§ **Exercise task**:
Write out the records beneath this line exactly as they appear, minus any images.

§ **Material for this exercise**:
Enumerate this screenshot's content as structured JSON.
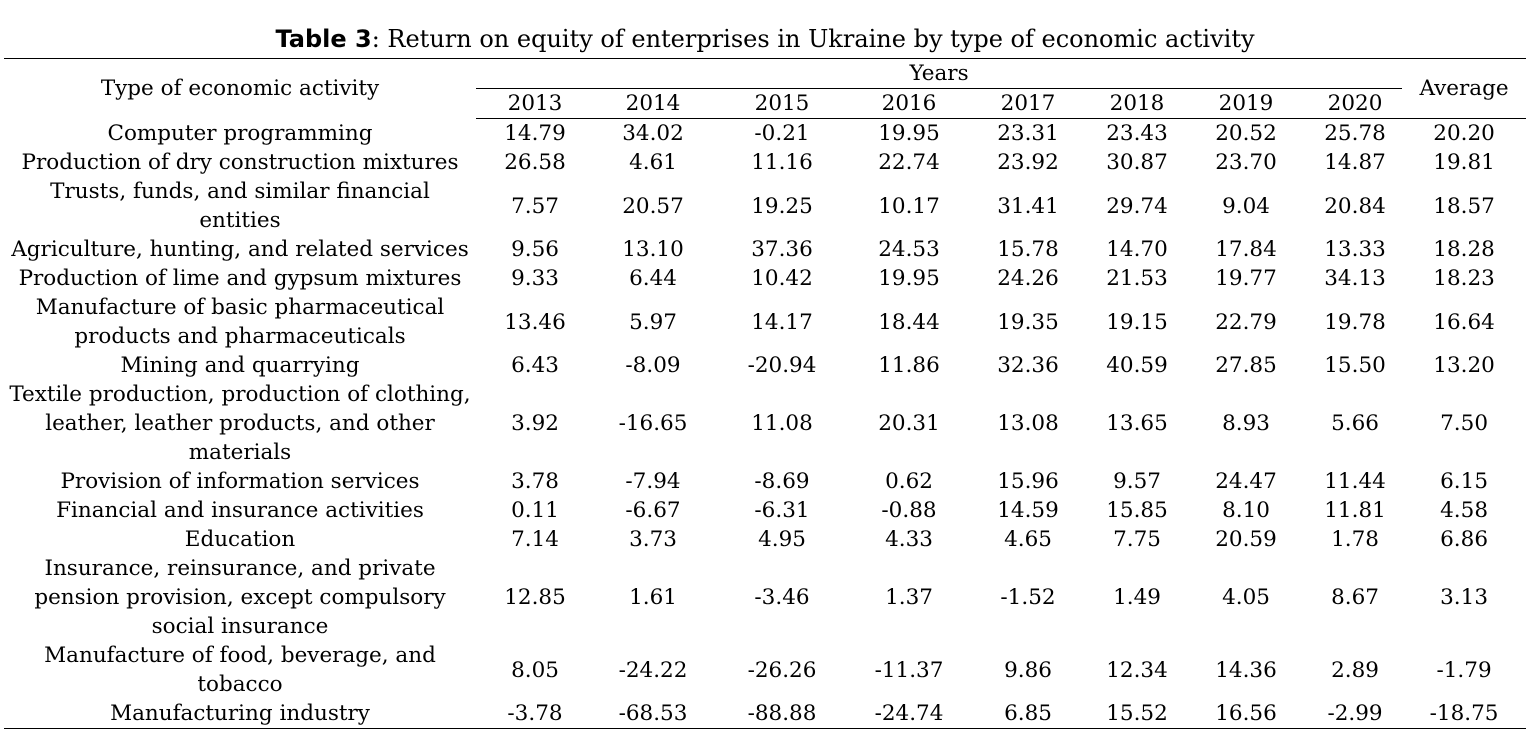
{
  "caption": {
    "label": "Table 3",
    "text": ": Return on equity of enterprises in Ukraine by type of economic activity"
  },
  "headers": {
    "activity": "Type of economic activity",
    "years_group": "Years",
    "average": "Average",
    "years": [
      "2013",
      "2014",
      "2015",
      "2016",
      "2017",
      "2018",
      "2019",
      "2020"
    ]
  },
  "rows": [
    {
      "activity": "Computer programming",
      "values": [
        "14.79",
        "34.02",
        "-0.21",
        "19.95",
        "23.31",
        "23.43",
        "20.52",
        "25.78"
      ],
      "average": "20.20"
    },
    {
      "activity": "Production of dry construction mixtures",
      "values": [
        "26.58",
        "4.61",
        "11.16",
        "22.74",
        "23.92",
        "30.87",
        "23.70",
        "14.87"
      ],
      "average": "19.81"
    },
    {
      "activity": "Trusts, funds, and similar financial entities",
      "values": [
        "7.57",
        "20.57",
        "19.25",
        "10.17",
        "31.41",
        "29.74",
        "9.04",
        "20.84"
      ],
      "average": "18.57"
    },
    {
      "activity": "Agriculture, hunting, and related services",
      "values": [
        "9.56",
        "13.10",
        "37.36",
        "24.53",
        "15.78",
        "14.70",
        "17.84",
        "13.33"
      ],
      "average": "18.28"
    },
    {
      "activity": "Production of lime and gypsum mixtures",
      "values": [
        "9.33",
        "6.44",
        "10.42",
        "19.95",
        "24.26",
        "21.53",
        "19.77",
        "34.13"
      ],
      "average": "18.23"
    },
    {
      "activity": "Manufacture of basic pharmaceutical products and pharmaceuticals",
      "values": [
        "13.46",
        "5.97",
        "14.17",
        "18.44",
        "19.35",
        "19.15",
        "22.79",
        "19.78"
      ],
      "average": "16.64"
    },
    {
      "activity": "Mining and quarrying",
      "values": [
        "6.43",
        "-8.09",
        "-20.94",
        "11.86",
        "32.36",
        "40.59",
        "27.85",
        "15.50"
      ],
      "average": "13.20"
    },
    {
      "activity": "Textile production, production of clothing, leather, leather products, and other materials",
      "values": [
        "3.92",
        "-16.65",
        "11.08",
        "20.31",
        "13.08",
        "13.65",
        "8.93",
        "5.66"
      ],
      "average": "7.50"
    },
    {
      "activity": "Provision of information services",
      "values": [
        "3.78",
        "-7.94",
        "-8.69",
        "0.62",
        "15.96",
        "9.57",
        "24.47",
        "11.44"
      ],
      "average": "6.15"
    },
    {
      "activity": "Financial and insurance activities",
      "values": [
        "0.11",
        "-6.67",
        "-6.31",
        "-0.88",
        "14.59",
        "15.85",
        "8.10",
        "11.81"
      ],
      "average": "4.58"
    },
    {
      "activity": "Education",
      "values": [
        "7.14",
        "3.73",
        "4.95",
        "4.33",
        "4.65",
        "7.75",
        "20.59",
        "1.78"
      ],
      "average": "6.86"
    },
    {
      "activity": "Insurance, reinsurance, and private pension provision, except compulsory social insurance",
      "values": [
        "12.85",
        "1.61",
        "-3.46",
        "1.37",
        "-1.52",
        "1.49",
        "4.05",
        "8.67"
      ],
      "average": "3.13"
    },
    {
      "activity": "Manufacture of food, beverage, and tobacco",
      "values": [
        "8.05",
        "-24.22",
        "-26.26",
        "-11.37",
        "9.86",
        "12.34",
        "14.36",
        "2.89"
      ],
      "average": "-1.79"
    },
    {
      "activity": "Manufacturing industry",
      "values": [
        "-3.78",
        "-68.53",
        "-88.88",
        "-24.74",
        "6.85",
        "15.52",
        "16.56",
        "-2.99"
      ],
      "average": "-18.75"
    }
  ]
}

§ **Answer below**:
Enumerate this screenshot's content as structured JSON.
{
  "caption": {
    "label": "Table 3",
    "text": ": Return on equity of enterprises in Ukraine by type of economic activity"
  },
  "headers": {
    "activity": "Type of economic activity",
    "years_group": "Years",
    "average": "Average",
    "years": [
      "2013",
      "2014",
      "2015",
      "2016",
      "2017",
      "2018",
      "2019",
      "2020"
    ]
  },
  "rows": [
    {
      "activity": "Computer programming",
      "values": [
        "14.79",
        "34.02",
        "-0.21",
        "19.95",
        "23.31",
        "23.43",
        "20.52",
        "25.78"
      ],
      "average": "20.20"
    },
    {
      "activity": "Production of dry construction mixtures",
      "values": [
        "26.58",
        "4.61",
        "11.16",
        "22.74",
        "23.92",
        "30.87",
        "23.70",
        "14.87"
      ],
      "average": "19.81"
    },
    {
      "activity": "Trusts, funds, and similar financial entities",
      "values": [
        "7.57",
        "20.57",
        "19.25",
        "10.17",
        "31.41",
        "29.74",
        "9.04",
        "20.84"
      ],
      "average": "18.57"
    },
    {
      "activity": "Agriculture, hunting, and related services",
      "values": [
        "9.56",
        "13.10",
        "37.36",
        "24.53",
        "15.78",
        "14.70",
        "17.84",
        "13.33"
      ],
      "average": "18.28"
    },
    {
      "activity": "Production of lime and gypsum mixtures",
      "values": [
        "9.33",
        "6.44",
        "10.42",
        "19.95",
        "24.26",
        "21.53",
        "19.77",
        "34.13"
      ],
      "average": "18.23"
    },
    {
      "activity": "Manufacture of basic pharmaceutical products and pharmaceuticals",
      "values": [
        "13.46",
        "5.97",
        "14.17",
        "18.44",
        "19.35",
        "19.15",
        "22.79",
        "19.78"
      ],
      "average": "16.64"
    },
    {
      "activity": "Mining and quarrying",
      "values": [
        "6.43",
        "-8.09",
        "-20.94",
        "11.86",
        "32.36",
        "40.59",
        "27.85",
        "15.50"
      ],
      "average": "13.20"
    },
    {
      "activity": "Textile production, production of clothing, leather, leather products, and other materials",
      "values": [
        "3.92",
        "-16.65",
        "11.08",
        "20.31",
        "13.08",
        "13.65",
        "8.93",
        "5.66"
      ],
      "average": "7.50"
    },
    {
      "activity": "Provision of information services",
      "values": [
        "3.78",
        "-7.94",
        "-8.69",
        "0.62",
        "15.96",
        "9.57",
        "24.47",
        "11.44"
      ],
      "average": "6.15"
    },
    {
      "activity": "Financial and insurance activities",
      "values": [
        "0.11",
        "-6.67",
        "-6.31",
        "-0.88",
        "14.59",
        "15.85",
        "8.10",
        "11.81"
      ],
      "average": "4.58"
    },
    {
      "activity": "Education",
      "values": [
        "7.14",
        "3.73",
        "4.95",
        "4.33",
        "4.65",
        "7.75",
        "20.59",
        "1.78"
      ],
      "average": "6.86"
    },
    {
      "activity": "Insurance, reinsurance, and private pension provision, except compulsory social insurance",
      "values": [
        "12.85",
        "1.61",
        "-3.46",
        "1.37",
        "-1.52",
        "1.49",
        "4.05",
        "8.67"
      ],
      "average": "3.13"
    },
    {
      "activity": "Manufacture of food, beverage, and tobacco",
      "values": [
        "8.05",
        "-24.22",
        "-26.26",
        "-11.37",
        "9.86",
        "12.34",
        "14.36",
        "2.89"
      ],
      "average": "-1.79"
    },
    {
      "activity": "Manufacturing industry",
      "values": [
        "-3.78",
        "-68.53",
        "-88.88",
        "-24.74",
        "6.85",
        "15.52",
        "16.56",
        "-2.99"
      ],
      "average": "-18.75"
    }
  ]
}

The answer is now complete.